Return all of the entries word for word, but omit the pictures they contain.

↓↓↓

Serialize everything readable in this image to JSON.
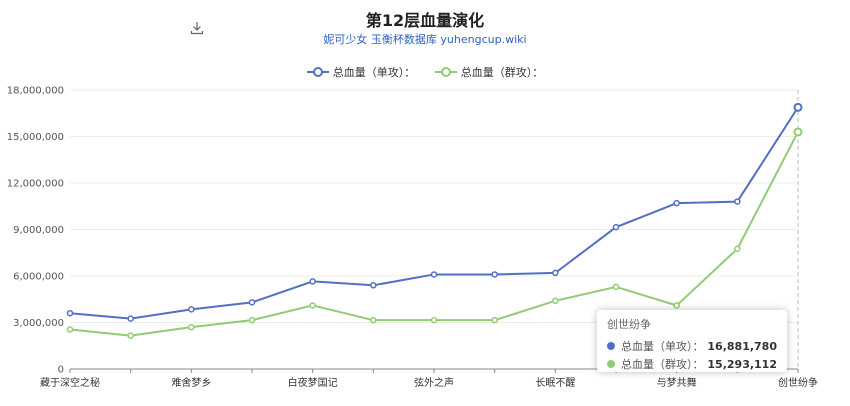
{
  "title": "第12层血量演化",
  "subtitle": "妮可少女 玉衡杯数据库 yuhengcup.wiki",
  "icons": {
    "download": "download-icon"
  },
  "colors": {
    "series_single": "#5470c6",
    "series_group": "#91cc75"
  },
  "legend": [
    "总血量（单攻）：",
    "总血量（群攻）："
  ],
  "tooltip": {
    "title": "创世纷争",
    "rows": [
      {
        "name": "总血量（单攻）：",
        "value": "16,881,780"
      },
      {
        "name": "总血量（群攻）：",
        "value": "15,293,112"
      }
    ]
  },
  "chart_data": {
    "type": "line",
    "categories": [
      "藏于深空之秘",
      "",
      "难舍梦乡",
      "",
      "白夜梦国记",
      "",
      "弦外之声",
      "",
      "长眠不醒",
      "",
      "与梦共舞",
      "",
      "创世纷争"
    ],
    "x_tick_labels": [
      "藏于深空之秘",
      "难舍梦乡",
      "白夜梦国记",
      "弦外之声",
      "长眠不醒",
      "与梦共舞",
      "创世纷争"
    ],
    "series": [
      {
        "name": "总血量（单攻）",
        "values": [
          3600000,
          3250000,
          3850000,
          4300000,
          5650000,
          5400000,
          6100000,
          6100000,
          6200000,
          9150000,
          10700000,
          10800000,
          16881780
        ]
      },
      {
        "name": "总血量（群攻）",
        "values": [
          2550000,
          2150000,
          2700000,
          3150000,
          4100000,
          3150000,
          3150000,
          3150000,
          4400000,
          5300000,
          4100000,
          7750000,
          15293112
        ]
      }
    ],
    "y_ticks": [
      "0",
      "3,000,000",
      "6,000,000",
      "9,000,000",
      "12,000,000",
      "15,000,000",
      "18,000,000"
    ],
    "ylim": [
      0,
      18000000
    ],
    "grid": true,
    "legend_position": "top-center"
  }
}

↑↑↑

RESULT BELOW:
Serialize everything readable in this image to JSON.
{
  "title": "第12层血量演化",
  "subtitle": "妮可少女 玉衡杯数据库 yuhengcup.wiki",
  "icons": {
    "download": "download-icon"
  },
  "colors": {
    "series_single": "#5470c6",
    "series_group": "#91cc75"
  },
  "legend": [
    "总血量（单攻）：",
    "总血量（群攻）："
  ],
  "tooltip": {
    "title": "创世纷争",
    "rows": [
      {
        "name": "总血量（单攻）：",
        "value": "16,881,780"
      },
      {
        "name": "总血量（群攻）：",
        "value": "15,293,112"
      }
    ]
  },
  "chart_data": {
    "type": "line",
    "categories": [
      "藏于深空之秘",
      "",
      "难舍梦乡",
      "",
      "白夜梦国记",
      "",
      "弦外之声",
      "",
      "长眠不醒",
      "",
      "与梦共舞",
      "",
      "创世纷争"
    ],
    "x_tick_labels": [
      "藏于深空之秘",
      "难舍梦乡",
      "白夜梦国记",
      "弦外之声",
      "长眠不醒",
      "与梦共舞",
      "创世纷争"
    ],
    "series": [
      {
        "name": "总血量（单攻）",
        "values": [
          3600000,
          3250000,
          3850000,
          4300000,
          5650000,
          5400000,
          6100000,
          6100000,
          6200000,
          9150000,
          10700000,
          10800000,
          16881780
        ]
      },
      {
        "name": "总血量（群攻）",
        "values": [
          2550000,
          2150000,
          2700000,
          3150000,
          4100000,
          3150000,
          3150000,
          3150000,
          4400000,
          5300000,
          4100000,
          7750000,
          15293112
        ]
      }
    ],
    "y_ticks": [
      "0",
      "3,000,000",
      "6,000,000",
      "9,000,000",
      "12,000,000",
      "15,000,000",
      "18,000,000"
    ],
    "ylim": [
      0,
      18000000
    ],
    "grid": true,
    "legend_position": "top-center"
  }
}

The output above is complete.